◆ TASK DETAILS ◆
Copy the lines of the material from the line with "850, 676, 906]" to the line with "303, 676, 393]", without any change.

[Element placement data]
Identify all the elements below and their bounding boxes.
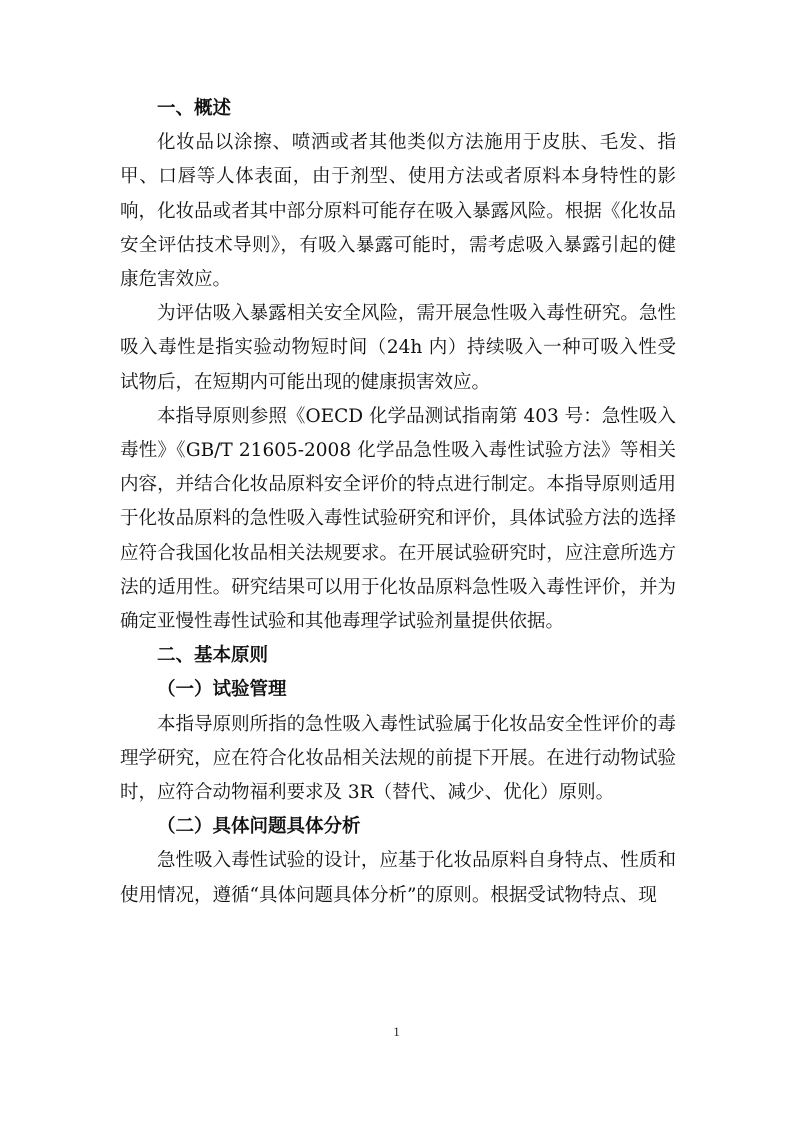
paragraph-case-by-case: 急性吸入毒性试验的设计，应基于化妆品原料自身特点、性质和使用情况，遵循“具体问题具体分析”的原则。根据受试物特点、现 bbox=[120, 850, 676, 906]
paragraph-overview-2: 为评估吸入暴露相关安全风险，需开展急性吸入毒性研究。急性吸入毒性是指实验动物短时间（24h 内）持续吸入一种可吸入性受试物后，在短期内可能出现的健康损害效应。 bbox=[120, 303, 676, 393]
section-heading-basic-principles: 二、基本原则 bbox=[157, 645, 269, 667]
section-heading-overview: 一、概述 bbox=[157, 98, 232, 119]
paragraph-test-management: 本指导原则所指的急性吸入毒性试验属于化妆品安全性评价的毒理学研究，应在符合化妆品相关法规的前提下开展。在进行动物试验时，应符合动物福利要求及 3R（替代、减少、优化）原则。 bbox=[120, 713, 676, 804]
page-number: 1 bbox=[393, 1024, 400, 1039]
paragraph-overview-3: 本指导原则参照《OECD 化学品测试指南第 403 号：急性吸入毒性》《GB/T 21605-2008 化学品急性吸入毒性试验方法》等相关内容，并结合化妆品原料安全评价的特点进行制定。本指导原则适用于化妆品原料的急性吸入毒性试验研究和评价，具体试验方法的选择应符合我国化妆品相关法规要求。在开展试验研究时，应注意所选方法的适用性。研究结果可以用于化妆品原料急性吸入毒性评价，并为确定亚慢性毒性试验和其他毒理学试验剂量提供依据。 bbox=[120, 405, 676, 633]
subheading-case-by-case: （二）具体问题具体分析 bbox=[157, 816, 361, 838]
document-body bbox=[120, 92, 676, 913]
subheading-test-management: （一）试验管理 bbox=[157, 679, 287, 701]
paragraph-overview-1: 化妆品以涂擦、喷洒或者其他类似方法施用于皮肤、毛发、指甲、口唇等人体表面，由于剂型、使用方法或者原料本身特性的影响，化妆品或者其中部分原料可能存在吸入暴露风险。根据《化妆品安全评估技术导则》，有吸入暴露可能时，需考虑吸入暴露引起的健康危害效应。 bbox=[120, 132, 676, 291]
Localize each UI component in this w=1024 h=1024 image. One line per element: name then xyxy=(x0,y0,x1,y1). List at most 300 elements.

◆ ANSWER TO THE TASK ◆
paragraph-case-by-case: 急性吸入毒性试验的设计，应基于化妆品原料自身特点、性质和使用情况，遵循“具体问题具体分析”的原则。根据受试物特点、现 bbox=[120, 850, 676, 906]
paragraph-overview-2: 为评估吸入暴露相关安全风险，需开展急性吸入毒性研究。急性吸入毒性是指实验动物短时间（24h 内）持续吸入一种可吸入性受试物后，在短期内可能出现的健康损害效应。 bbox=[120, 303, 676, 393]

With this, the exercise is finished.